• [DIRECTIONS]
Extract each line of the records below that contains the word "trust".

Dataset listings of figures
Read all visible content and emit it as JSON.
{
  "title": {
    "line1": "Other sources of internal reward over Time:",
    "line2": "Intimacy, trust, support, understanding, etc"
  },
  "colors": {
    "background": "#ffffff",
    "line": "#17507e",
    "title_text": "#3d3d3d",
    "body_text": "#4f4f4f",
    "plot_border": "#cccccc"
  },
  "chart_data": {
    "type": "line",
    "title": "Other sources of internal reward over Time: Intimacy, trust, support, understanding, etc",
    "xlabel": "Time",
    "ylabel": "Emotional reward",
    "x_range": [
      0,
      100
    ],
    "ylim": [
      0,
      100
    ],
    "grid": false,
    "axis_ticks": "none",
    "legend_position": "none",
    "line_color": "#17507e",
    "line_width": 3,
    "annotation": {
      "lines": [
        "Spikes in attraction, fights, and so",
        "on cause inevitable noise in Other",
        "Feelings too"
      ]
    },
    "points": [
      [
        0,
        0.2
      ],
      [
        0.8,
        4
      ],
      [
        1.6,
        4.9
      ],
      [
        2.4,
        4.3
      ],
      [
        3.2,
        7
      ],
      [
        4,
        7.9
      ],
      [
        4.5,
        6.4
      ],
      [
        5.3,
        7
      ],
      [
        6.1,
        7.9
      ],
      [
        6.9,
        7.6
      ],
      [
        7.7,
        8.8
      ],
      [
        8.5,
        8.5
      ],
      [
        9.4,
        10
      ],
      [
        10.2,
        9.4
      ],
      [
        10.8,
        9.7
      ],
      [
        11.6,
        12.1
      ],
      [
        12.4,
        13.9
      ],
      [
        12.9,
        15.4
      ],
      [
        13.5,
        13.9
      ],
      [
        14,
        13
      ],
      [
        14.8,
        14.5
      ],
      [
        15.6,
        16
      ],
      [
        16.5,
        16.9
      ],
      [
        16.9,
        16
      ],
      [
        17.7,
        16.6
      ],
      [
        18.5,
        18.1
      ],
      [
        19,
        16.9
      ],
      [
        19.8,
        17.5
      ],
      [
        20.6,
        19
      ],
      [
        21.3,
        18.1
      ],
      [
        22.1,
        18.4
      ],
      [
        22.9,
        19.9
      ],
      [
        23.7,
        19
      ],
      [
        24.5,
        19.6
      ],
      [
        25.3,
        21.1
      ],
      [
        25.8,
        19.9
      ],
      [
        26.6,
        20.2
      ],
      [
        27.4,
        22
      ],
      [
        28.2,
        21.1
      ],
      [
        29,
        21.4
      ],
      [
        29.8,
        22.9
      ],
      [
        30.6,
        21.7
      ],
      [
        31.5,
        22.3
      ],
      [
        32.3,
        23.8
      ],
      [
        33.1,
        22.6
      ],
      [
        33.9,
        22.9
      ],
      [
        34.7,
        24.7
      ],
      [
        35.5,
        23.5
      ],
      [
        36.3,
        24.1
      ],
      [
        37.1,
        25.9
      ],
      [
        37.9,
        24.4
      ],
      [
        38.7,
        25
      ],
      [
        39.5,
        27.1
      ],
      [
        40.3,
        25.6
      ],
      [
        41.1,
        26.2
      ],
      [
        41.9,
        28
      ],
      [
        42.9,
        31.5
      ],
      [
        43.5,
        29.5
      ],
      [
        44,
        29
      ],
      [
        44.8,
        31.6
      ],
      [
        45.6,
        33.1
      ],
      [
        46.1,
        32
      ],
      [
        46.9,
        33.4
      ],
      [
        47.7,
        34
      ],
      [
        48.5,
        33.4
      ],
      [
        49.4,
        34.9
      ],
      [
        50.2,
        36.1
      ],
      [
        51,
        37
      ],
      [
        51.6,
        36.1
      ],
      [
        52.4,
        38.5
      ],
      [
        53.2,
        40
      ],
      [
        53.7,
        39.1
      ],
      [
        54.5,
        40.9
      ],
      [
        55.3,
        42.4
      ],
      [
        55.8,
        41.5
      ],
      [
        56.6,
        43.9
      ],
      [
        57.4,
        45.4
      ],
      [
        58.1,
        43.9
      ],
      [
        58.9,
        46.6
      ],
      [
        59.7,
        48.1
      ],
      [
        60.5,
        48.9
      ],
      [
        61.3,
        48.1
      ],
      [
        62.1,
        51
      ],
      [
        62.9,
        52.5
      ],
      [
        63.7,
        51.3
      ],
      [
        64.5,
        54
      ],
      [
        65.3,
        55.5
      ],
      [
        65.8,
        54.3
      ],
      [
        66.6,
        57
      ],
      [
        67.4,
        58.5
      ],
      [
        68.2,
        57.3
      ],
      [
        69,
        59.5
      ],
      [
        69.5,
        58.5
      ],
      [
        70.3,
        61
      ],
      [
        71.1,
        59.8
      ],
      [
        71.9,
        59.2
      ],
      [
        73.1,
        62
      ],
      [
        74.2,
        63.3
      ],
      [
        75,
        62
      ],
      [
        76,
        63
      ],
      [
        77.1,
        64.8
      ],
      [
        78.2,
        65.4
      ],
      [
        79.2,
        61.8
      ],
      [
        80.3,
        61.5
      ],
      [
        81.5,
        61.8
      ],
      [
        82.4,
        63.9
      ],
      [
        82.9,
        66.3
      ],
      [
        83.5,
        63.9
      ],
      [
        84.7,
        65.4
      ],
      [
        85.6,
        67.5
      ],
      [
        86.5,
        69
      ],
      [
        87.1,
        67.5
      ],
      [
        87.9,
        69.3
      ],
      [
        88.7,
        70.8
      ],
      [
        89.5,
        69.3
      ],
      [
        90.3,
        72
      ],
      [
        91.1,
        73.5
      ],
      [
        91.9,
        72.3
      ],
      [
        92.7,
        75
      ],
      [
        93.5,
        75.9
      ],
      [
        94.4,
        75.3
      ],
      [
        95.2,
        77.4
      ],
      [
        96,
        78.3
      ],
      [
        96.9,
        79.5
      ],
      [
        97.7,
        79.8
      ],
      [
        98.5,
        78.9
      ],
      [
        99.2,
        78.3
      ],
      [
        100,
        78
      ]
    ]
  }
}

• [ANSWER TO THE TASK]
    "line2": "Intimacy, trust, support, understanding, etc"
    "title": "Other sources of internal reward over Time: Intimacy, trust, support, understanding, etc",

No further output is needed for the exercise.